* [STATED GOAL] Output each line exactly as it appears, skipping any embedded picture.
· · · ·
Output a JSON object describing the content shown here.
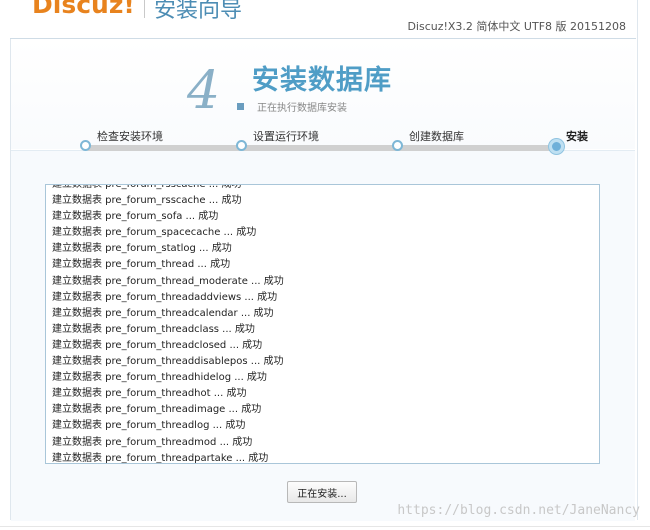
{
  "header": {
    "logo": "Discuz!",
    "title": "安装向导",
    "version": "Discuz!X3.2 简体中文 UTF8 版 20151208"
  },
  "step": {
    "number": "4",
    "title": "安装数据库",
    "subtitle": "正在执行数据库安装"
  },
  "progress": {
    "steps": [
      "检查安装环境",
      "设置运行环境",
      "创建数据库",
      "安装"
    ],
    "current_step": 4
  },
  "log": {
    "lines": [
      "建立数据表 pre_forum_rsscache ... 成功",
      "建立数据表 pre_forum_rsscache ... 成功",
      "建立数据表 pre_forum_sofa ... 成功",
      "建立数据表 pre_forum_spacecache ... 成功",
      "建立数据表 pre_forum_statlog ... 成功",
      "建立数据表 pre_forum_thread ... 成功",
      "建立数据表 pre_forum_thread_moderate ... 成功",
      "建立数据表 pre_forum_threadaddviews ... 成功",
      "建立数据表 pre_forum_threadcalendar ... 成功",
      "建立数据表 pre_forum_threadclass ... 成功",
      "建立数据表 pre_forum_threadclosed ... 成功",
      "建立数据表 pre_forum_threaddisablepos ... 成功",
      "建立数据表 pre_forum_threadhidelog ... 成功",
      "建立数据表 pre_forum_threadhot ... 成功",
      "建立数据表 pre_forum_threadimage ... 成功",
      "建立数据表 pre_forum_threadlog ... 成功",
      "建立数据表 pre_forum_threadmod ... 成功",
      "建立数据表 pre_forum_threadpartake ... 成功"
    ]
  },
  "button": {
    "installing_label": "正在安装..."
  },
  "watermark": "https://blog.csdn.net/JaneNancy",
  "colors": {
    "logo": "#e8831e",
    "accent": "#4f9dc6",
    "border": "#a9c6d9"
  }
}
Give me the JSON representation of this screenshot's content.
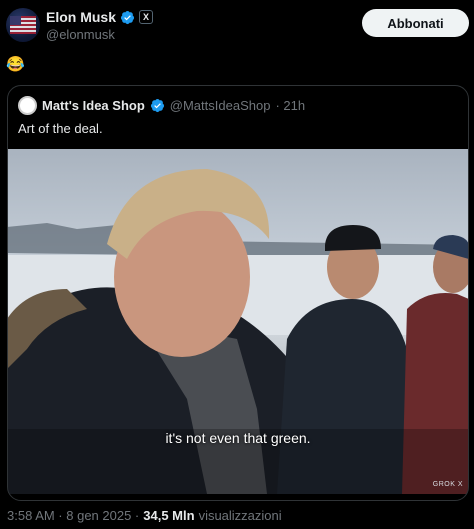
{
  "post": {
    "author_name": "Elon Musk",
    "author_handle": "@elonmusk",
    "affiliate_badge": "X",
    "follow_label": "Abbonati",
    "text": "😂",
    "timestamp": "3:58 AM · 8 gen 2025 ·",
    "views_count": "34,5 Mln",
    "views_label": "visualizzazioni"
  },
  "quoted": {
    "author_name": "Matt's Idea Shop",
    "author_handle": "@MattsIdeaShop",
    "time": "· 21h",
    "text": "Art of the deal.",
    "media_subtitle": "it's not even that green.",
    "media_watermark": "GROK X"
  },
  "colors": {
    "background": "#000000",
    "verified_blue": "#1d9bf0",
    "follow_button_bg": "#eff3f4",
    "secondary_text": "#71767b"
  },
  "icons": [
    "verified-badge-icon",
    "x-affiliate-icon"
  ]
}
· · · ·
* [WORKED SOLUTION]
Output a JSON object describing the content shown here.
{
  "header": {
    "logo": "Discuz!",
    "title": "安装向导",
    "version": "Discuz!X3.2 简体中文 UTF8 版 20151208"
  },
  "step": {
    "number": "4",
    "title": "安装数据库",
    "subtitle": "正在执行数据库安装"
  },
  "progress": {
    "steps": [
      "检查安装环境",
      "设置运行环境",
      "创建数据库",
      "安装"
    ],
    "current_step": 4
  },
  "log": {
    "lines": [
      "建立数据表 pre_forum_rsscache ... 成功",
      "建立数据表 pre_forum_rsscache ... 成功",
      "建立数据表 pre_forum_sofa ... 成功",
      "建立数据表 pre_forum_spacecache ... 成功",
      "建立数据表 pre_forum_statlog ... 成功",
      "建立数据表 pre_forum_thread ... 成功",
      "建立数据表 pre_forum_thread_moderate ... 成功",
      "建立数据表 pre_forum_threadaddviews ... 成功",
      "建立数据表 pre_forum_threadcalendar ... 成功",
      "建立数据表 pre_forum_threadclass ... 成功",
      "建立数据表 pre_forum_threadclosed ... 成功",
      "建立数据表 pre_forum_threaddisablepos ... 成功",
      "建立数据表 pre_forum_threadhidelog ... 成功",
      "建立数据表 pre_forum_threadhot ... 成功",
      "建立数据表 pre_forum_threadimage ... 成功",
      "建立数据表 pre_forum_threadlog ... 成功",
      "建立数据表 pre_forum_threadmod ... 成功",
      "建立数据表 pre_forum_threadpartake ... 成功"
    ]
  },
  "button": {
    "installing_label": "正在安装..."
  },
  "watermark": "https://blog.csdn.net/JaneNancy",
  "colors": {
    "logo": "#e8831e",
    "accent": "#4f9dc6",
    "border": "#a9c6d9"
  }
}
Give me the JSON representation of this screenshot's content.
{
  "post": {
    "author_name": "Elon Musk",
    "author_handle": "@elonmusk",
    "affiliate_badge": "X",
    "follow_label": "Abbonati",
    "text": "😂",
    "timestamp": "3:58 AM · 8 gen 2025 ·",
    "views_count": "34,5 Mln",
    "views_label": "visualizzazioni"
  },
  "quoted": {
    "author_name": "Matt's Idea Shop",
    "author_handle": "@MattsIdeaShop",
    "time": "· 21h",
    "text": "Art of the deal.",
    "media_subtitle": "it's not even that green.",
    "media_watermark": "GROK X"
  },
  "colors": {
    "background": "#000000",
    "verified_blue": "#1d9bf0",
    "follow_button_bg": "#eff3f4",
    "secondary_text": "#71767b"
  },
  "icons": [
    "verified-badge-icon",
    "x-affiliate-icon"
  ]
}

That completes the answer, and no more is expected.